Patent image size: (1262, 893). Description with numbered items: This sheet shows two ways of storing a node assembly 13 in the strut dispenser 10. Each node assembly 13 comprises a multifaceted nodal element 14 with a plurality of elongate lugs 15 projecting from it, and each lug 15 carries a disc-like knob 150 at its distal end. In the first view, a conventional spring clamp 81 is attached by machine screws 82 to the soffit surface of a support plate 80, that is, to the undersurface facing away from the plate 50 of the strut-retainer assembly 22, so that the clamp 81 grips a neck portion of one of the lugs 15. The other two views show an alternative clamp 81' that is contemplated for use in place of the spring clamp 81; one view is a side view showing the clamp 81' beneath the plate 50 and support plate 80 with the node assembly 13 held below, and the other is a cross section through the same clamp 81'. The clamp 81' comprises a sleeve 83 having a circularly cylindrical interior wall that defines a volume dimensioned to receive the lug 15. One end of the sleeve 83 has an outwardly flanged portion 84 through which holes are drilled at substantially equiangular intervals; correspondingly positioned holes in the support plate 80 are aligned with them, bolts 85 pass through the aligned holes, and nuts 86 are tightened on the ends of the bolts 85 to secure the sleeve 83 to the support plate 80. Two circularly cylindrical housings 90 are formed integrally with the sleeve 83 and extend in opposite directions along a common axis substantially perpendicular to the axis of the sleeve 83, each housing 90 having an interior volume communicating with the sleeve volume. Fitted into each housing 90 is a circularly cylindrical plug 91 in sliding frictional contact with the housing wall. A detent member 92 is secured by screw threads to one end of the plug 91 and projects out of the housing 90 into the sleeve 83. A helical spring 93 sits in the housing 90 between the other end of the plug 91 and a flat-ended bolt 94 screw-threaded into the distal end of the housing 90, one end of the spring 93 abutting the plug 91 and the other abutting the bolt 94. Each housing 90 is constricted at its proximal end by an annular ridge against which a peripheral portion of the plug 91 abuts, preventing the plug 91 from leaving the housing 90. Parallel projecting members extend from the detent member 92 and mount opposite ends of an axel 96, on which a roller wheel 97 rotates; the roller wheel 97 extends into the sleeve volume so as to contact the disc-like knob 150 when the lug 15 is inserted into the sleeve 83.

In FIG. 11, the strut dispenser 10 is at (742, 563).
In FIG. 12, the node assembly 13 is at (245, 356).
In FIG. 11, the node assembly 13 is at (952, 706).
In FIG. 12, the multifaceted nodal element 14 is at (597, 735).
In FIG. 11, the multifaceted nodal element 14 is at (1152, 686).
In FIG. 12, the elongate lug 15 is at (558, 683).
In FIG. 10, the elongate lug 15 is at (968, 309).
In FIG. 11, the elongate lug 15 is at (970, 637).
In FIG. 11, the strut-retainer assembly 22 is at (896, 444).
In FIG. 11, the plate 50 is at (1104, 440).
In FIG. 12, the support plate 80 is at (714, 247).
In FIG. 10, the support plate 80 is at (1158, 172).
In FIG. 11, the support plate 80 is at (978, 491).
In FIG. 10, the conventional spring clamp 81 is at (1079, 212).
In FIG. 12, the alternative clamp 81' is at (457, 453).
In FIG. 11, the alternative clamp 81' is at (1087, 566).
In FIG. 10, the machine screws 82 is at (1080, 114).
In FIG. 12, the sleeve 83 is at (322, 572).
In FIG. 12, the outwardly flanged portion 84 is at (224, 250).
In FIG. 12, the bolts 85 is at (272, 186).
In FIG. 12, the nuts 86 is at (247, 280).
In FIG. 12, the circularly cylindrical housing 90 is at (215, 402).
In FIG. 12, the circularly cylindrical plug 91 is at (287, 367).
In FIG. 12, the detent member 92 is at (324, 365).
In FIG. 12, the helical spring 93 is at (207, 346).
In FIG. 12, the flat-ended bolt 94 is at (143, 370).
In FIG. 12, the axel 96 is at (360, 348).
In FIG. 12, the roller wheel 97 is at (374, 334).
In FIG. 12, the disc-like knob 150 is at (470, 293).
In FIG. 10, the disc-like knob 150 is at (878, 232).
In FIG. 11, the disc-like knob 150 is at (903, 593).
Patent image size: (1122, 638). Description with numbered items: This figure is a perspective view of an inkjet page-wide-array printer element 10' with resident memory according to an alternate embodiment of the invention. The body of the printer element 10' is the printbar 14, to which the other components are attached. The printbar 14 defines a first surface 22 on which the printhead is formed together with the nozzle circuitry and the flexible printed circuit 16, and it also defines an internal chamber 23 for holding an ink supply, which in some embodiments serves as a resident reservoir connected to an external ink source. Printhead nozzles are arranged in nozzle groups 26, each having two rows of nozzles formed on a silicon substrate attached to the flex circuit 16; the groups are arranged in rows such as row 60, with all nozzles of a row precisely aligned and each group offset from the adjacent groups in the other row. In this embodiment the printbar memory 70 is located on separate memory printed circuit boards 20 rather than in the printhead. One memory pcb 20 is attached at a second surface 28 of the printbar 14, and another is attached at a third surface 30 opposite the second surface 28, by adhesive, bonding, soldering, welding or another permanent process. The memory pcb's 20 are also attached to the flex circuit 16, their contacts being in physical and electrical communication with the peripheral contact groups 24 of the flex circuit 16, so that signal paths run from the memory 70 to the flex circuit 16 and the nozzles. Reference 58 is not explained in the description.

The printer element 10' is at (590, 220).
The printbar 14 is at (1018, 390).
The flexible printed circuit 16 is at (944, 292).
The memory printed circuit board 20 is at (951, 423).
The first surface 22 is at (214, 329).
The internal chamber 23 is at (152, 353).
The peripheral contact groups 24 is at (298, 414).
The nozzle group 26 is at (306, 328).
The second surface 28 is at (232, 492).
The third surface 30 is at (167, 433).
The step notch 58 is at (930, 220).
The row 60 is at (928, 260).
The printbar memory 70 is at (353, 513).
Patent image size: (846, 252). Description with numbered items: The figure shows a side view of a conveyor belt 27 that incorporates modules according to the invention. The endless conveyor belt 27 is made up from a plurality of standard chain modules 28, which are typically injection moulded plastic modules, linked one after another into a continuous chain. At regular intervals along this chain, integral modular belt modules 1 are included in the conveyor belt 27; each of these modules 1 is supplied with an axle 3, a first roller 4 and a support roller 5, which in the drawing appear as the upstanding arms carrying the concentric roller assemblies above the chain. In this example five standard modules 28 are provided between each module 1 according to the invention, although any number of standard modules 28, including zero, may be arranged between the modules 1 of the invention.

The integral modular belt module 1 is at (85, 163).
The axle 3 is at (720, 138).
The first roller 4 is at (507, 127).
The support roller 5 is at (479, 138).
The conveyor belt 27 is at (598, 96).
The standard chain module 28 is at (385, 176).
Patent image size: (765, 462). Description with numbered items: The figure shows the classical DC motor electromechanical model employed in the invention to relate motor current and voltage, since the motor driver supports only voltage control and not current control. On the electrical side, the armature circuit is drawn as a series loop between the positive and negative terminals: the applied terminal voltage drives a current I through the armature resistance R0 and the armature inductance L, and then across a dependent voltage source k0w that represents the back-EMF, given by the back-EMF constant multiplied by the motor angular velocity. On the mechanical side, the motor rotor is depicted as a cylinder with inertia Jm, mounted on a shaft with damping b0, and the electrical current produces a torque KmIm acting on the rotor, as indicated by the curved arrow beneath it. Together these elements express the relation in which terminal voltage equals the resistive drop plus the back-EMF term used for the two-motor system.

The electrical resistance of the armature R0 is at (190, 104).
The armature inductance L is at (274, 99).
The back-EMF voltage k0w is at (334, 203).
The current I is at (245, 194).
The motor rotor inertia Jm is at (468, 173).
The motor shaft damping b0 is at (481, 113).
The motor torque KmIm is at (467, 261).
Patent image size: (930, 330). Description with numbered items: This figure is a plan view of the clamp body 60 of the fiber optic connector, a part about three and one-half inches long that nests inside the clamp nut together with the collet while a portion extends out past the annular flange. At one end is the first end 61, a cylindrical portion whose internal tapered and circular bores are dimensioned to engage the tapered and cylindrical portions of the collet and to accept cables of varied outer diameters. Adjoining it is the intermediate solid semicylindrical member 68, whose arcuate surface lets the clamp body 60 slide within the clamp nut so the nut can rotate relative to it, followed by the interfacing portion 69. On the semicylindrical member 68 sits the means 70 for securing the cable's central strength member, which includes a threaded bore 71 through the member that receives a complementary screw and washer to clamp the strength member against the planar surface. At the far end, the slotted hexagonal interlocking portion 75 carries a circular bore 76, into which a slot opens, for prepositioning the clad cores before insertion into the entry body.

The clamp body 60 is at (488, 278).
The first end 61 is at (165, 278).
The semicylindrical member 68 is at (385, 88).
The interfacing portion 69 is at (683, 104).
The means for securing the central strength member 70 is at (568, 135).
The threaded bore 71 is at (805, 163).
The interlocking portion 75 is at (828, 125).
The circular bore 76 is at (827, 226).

━━━

▶ **Directive**:
Rewrite the listing from the line containing "Patent image size: (846, 252)." up to and including the line containing "The standard chain", replacing "side view" with "lateral view" and leaving everything else unchanged.

▶ **Finished exercise**:
Patent image size: (846, 252). Description with numbered items: The figure shows a lateral view of a conveyor belt 27 that incorporates modules according to the invention. The endless conveyor belt 27 is made up from a plurality of standard chain modules 28, which are typically injection moulded plastic modules, linked one after another into a continuous chain. At regular intervals along this chain, integral modular belt modules 1 are included in the conveyor belt 27; each of these modules 1 is supplied with an axle 3, a first roller 4 and a support roller 5, which in the drawing appear as the upstanding arms carrying the concentric roller assemblies above the chain. In this example five standard modules 28 are provided between each module 1 according to the invention, although any number of standard modules 28, including zero, may be arranged between the modules 1 of the invention.

The integral modular belt module 1 is at (85, 163).
The axle 3 is at (720, 138).
The first roller 4 is at (507, 127).
The support roller 5 is at (479, 138).
The conveyor belt 27 is at (598, 96).
The standard chain module 28 is at (385, 176).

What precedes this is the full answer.